[Stored data]
*****
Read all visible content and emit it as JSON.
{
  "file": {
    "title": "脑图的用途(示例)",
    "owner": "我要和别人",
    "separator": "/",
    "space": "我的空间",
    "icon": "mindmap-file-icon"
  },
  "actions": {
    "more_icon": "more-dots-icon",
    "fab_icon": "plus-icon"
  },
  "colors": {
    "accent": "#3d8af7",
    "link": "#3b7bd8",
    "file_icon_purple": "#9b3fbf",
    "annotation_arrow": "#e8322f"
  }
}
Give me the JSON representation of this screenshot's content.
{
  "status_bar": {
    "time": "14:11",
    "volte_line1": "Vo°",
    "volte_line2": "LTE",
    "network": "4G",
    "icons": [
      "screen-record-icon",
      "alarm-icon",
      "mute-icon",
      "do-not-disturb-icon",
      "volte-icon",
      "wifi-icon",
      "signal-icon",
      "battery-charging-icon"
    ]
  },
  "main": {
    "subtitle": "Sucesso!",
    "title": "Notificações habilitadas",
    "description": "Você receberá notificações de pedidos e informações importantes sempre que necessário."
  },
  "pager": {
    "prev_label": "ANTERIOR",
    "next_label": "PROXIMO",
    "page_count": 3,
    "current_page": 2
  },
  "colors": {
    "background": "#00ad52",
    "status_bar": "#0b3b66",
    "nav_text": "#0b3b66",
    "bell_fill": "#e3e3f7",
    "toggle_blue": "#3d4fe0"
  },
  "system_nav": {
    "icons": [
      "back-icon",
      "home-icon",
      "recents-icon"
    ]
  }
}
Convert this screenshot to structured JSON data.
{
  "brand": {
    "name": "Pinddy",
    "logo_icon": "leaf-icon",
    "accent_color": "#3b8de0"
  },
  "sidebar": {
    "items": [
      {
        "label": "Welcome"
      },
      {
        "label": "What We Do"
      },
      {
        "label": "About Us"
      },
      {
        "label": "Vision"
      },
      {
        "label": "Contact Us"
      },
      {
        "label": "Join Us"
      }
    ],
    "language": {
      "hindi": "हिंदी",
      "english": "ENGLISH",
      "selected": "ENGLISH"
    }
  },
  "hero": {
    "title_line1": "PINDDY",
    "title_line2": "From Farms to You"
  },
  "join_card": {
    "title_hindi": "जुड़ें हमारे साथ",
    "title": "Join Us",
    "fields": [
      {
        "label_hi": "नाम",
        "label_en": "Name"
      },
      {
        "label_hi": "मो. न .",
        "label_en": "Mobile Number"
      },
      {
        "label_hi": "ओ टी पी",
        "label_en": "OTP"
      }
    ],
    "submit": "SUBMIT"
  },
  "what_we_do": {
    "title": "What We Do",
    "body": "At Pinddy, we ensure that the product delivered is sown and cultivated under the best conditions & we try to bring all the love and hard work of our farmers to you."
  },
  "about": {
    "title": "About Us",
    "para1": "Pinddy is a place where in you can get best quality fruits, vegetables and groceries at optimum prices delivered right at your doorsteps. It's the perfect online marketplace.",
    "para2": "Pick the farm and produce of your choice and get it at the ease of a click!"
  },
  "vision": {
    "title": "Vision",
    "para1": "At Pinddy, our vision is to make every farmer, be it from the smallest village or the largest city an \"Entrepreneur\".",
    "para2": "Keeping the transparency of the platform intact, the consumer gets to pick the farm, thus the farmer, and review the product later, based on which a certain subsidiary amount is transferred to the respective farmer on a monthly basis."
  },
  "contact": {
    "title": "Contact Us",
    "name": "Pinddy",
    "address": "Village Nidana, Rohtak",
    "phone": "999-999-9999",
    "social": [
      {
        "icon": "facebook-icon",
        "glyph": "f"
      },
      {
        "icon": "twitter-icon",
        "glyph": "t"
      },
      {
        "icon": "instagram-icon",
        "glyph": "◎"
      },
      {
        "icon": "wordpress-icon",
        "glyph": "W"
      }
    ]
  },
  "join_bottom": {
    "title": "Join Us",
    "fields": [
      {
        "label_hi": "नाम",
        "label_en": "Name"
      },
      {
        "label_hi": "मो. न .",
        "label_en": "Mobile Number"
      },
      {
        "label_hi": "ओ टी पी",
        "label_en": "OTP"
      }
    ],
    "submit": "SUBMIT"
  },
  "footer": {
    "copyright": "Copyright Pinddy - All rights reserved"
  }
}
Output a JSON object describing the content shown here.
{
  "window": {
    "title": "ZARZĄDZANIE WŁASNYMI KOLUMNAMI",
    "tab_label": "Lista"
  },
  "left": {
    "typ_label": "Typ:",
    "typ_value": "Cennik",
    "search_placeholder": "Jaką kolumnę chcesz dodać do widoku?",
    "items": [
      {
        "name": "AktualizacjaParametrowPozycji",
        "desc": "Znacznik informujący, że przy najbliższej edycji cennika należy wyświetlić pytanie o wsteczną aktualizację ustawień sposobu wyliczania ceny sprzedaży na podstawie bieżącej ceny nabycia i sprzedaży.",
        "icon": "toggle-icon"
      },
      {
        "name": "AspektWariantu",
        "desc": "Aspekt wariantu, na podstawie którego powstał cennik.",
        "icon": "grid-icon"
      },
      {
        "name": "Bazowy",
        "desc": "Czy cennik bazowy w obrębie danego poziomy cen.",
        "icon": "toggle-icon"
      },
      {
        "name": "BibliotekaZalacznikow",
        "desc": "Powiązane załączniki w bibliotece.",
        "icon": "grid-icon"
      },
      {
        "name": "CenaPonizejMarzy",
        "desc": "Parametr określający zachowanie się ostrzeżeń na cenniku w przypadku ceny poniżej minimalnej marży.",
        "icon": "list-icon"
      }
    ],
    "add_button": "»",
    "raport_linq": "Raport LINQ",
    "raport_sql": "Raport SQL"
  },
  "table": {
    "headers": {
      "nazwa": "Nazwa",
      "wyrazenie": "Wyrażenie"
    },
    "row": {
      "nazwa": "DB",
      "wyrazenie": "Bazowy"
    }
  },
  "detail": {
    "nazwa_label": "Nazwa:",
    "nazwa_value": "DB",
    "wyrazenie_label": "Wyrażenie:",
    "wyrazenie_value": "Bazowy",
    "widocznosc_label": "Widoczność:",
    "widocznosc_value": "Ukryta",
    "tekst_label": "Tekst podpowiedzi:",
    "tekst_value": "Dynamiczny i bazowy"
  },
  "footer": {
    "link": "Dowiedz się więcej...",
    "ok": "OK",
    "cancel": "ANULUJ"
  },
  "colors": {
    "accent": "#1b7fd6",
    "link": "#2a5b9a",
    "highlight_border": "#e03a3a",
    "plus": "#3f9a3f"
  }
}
*****
Given exercise: Copy out all lines above that include the string "Wyrażenie".

Exercise answer:
      "wyrazenie": "Wyrażenie"
    "wyrazenie_label": "Wyrażenie:",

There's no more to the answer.